### [TASK OBJECTIVE]
Without further comment, state how many lines in the listing below contain the word "应用运维人员".
::::::
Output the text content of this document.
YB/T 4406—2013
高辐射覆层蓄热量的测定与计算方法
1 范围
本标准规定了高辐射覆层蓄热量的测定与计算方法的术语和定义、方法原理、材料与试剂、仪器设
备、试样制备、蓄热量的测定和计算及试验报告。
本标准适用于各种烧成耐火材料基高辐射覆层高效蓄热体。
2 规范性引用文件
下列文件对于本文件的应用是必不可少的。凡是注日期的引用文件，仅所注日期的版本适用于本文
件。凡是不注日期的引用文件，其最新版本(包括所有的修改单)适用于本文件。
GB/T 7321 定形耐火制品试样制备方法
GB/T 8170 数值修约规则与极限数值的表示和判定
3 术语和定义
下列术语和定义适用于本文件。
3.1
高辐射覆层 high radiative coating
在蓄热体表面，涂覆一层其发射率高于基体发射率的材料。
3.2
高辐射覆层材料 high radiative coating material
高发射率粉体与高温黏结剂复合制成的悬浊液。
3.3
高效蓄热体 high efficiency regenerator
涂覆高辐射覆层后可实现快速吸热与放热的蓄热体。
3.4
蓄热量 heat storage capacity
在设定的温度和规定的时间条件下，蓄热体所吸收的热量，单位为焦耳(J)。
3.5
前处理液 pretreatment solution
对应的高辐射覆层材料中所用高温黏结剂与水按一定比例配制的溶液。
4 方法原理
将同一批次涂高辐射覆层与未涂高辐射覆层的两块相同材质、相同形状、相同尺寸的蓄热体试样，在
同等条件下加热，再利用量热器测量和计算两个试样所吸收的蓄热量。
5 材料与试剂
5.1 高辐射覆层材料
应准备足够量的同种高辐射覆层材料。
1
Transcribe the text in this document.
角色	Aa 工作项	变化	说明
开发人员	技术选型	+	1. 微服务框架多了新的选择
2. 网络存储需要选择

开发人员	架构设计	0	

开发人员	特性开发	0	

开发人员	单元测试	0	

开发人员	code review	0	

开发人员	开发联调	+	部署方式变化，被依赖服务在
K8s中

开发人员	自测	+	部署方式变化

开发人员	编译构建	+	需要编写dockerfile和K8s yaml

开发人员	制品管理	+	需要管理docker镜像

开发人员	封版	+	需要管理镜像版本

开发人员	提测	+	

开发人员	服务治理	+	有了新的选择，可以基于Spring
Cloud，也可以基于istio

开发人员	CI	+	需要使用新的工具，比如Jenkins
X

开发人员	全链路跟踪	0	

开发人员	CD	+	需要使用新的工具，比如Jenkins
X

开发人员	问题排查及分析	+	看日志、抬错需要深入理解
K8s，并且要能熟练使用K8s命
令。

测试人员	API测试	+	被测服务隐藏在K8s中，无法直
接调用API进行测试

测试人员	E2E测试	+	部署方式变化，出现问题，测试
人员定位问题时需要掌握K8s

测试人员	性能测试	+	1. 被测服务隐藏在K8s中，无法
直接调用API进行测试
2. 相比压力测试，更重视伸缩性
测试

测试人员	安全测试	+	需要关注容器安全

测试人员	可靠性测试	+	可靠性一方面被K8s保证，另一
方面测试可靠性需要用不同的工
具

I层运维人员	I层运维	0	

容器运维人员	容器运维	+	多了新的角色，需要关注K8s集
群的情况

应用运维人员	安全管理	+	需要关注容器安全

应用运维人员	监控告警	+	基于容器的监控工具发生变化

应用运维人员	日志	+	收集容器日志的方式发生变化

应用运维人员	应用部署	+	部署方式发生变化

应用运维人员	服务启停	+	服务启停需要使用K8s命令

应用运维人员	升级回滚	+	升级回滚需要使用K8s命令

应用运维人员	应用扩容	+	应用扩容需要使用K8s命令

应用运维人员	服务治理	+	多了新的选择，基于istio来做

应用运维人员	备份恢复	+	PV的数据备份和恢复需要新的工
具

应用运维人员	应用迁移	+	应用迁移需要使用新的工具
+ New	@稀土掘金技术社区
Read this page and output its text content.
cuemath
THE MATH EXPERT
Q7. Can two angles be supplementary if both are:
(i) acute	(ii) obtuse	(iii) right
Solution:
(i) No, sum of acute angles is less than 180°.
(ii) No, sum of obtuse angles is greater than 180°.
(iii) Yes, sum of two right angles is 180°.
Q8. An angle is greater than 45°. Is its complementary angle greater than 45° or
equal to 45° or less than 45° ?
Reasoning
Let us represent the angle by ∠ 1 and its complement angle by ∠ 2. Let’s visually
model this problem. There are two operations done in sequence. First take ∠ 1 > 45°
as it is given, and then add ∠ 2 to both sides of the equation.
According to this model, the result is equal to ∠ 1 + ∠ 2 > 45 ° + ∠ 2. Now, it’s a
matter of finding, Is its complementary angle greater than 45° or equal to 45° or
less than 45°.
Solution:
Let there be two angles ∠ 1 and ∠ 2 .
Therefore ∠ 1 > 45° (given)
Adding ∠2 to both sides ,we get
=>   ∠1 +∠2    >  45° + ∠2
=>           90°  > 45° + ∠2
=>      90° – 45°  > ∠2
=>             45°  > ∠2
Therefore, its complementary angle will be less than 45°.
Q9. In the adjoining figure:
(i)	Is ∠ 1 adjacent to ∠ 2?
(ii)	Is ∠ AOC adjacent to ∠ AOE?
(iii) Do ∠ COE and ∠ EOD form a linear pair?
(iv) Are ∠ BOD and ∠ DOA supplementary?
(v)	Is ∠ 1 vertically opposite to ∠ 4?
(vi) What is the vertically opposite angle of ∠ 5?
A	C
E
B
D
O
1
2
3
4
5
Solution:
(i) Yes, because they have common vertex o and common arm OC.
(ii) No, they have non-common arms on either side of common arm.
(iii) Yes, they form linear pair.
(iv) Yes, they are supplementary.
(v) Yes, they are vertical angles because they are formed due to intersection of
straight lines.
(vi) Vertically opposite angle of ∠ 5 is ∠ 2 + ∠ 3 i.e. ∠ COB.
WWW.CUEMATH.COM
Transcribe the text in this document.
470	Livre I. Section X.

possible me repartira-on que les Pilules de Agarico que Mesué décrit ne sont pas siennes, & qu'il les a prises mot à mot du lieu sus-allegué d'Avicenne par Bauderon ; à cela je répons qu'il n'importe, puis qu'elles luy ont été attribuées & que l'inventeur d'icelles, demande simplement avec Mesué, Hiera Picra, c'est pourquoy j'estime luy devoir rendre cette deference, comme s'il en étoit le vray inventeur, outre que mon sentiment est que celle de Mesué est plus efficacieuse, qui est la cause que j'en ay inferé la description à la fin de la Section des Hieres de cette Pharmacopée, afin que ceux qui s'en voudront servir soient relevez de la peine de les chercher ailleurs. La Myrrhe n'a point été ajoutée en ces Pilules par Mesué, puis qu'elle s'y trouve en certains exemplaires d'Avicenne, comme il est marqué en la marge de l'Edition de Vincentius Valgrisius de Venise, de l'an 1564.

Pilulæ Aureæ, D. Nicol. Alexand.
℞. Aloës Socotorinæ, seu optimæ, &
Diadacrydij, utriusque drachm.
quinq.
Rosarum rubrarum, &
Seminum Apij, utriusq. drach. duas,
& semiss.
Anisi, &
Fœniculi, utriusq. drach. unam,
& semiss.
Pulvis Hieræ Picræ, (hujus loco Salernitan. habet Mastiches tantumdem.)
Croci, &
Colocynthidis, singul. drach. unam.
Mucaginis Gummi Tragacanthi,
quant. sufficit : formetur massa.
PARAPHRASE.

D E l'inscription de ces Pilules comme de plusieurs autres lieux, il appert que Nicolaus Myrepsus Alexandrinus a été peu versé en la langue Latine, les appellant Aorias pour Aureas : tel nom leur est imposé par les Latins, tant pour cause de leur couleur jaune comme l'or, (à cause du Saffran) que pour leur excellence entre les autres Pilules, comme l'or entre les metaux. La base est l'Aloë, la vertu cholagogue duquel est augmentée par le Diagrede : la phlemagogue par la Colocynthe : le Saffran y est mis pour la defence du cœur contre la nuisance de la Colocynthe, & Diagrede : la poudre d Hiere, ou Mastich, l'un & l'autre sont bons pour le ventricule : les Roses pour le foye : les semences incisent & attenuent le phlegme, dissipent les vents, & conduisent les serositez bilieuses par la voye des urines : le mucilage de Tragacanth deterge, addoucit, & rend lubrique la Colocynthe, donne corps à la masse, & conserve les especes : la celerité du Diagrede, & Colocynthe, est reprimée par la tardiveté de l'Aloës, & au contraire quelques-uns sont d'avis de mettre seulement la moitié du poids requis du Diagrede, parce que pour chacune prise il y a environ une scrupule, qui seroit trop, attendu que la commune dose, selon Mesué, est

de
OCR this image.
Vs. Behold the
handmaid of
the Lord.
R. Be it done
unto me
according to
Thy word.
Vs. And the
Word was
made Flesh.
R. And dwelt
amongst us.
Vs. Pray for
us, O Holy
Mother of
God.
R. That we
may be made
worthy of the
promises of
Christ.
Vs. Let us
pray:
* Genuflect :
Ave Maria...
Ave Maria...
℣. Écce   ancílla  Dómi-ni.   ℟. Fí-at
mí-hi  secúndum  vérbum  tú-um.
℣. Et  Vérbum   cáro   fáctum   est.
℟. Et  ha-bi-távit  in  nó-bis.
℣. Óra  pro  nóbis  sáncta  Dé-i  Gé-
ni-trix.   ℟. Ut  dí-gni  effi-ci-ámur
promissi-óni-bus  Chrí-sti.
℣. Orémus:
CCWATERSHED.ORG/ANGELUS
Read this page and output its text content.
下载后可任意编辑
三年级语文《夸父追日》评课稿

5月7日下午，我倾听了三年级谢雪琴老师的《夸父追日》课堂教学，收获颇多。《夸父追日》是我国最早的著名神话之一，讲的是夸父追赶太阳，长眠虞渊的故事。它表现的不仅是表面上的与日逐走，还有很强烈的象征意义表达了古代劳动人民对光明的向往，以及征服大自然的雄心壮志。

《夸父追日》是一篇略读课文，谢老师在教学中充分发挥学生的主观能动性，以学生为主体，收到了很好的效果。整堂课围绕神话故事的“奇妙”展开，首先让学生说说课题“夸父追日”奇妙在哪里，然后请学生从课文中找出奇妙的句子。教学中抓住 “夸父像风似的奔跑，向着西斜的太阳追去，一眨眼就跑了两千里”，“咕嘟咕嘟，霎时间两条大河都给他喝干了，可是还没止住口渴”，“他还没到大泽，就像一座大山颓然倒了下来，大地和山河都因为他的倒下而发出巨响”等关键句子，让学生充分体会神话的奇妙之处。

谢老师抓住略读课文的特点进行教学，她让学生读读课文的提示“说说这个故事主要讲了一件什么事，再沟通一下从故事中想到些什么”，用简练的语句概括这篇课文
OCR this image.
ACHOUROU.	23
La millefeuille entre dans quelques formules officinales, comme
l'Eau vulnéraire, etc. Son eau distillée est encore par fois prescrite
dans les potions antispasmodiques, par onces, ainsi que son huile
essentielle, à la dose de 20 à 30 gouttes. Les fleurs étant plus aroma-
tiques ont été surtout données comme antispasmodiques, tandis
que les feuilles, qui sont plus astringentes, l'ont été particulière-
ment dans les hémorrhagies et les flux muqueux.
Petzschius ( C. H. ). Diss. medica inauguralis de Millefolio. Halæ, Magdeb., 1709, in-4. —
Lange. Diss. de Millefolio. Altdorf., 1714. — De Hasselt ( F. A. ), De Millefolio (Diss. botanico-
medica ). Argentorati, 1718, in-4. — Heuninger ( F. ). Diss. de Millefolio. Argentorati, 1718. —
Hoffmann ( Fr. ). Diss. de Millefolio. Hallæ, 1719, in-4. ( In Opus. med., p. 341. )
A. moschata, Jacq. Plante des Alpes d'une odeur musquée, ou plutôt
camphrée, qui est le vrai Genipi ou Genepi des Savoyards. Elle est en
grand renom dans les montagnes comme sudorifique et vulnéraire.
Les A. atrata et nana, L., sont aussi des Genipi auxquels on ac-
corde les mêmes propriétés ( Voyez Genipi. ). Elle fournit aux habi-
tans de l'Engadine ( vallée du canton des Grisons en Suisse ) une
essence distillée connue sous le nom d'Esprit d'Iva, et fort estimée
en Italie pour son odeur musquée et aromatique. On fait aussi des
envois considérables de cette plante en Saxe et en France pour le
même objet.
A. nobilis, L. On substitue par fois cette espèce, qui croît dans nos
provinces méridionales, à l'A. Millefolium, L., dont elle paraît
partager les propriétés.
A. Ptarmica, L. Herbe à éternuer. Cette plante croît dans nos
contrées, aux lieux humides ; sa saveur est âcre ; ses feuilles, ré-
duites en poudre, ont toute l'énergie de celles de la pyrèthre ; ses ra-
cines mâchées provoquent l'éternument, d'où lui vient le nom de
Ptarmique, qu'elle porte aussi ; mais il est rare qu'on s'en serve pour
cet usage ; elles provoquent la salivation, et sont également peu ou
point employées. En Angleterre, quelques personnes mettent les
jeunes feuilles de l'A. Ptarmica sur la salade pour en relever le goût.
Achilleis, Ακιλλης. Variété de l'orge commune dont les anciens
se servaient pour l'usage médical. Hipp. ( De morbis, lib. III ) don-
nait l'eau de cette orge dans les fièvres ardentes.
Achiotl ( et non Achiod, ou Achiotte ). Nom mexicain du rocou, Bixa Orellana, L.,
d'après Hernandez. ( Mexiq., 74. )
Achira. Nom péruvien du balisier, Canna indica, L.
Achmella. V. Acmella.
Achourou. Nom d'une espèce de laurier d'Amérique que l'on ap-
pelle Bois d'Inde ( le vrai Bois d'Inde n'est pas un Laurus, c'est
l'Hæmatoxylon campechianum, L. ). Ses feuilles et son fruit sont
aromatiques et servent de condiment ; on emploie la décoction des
::::::
### [SOLUTION FOR THIS PROBLEM]
10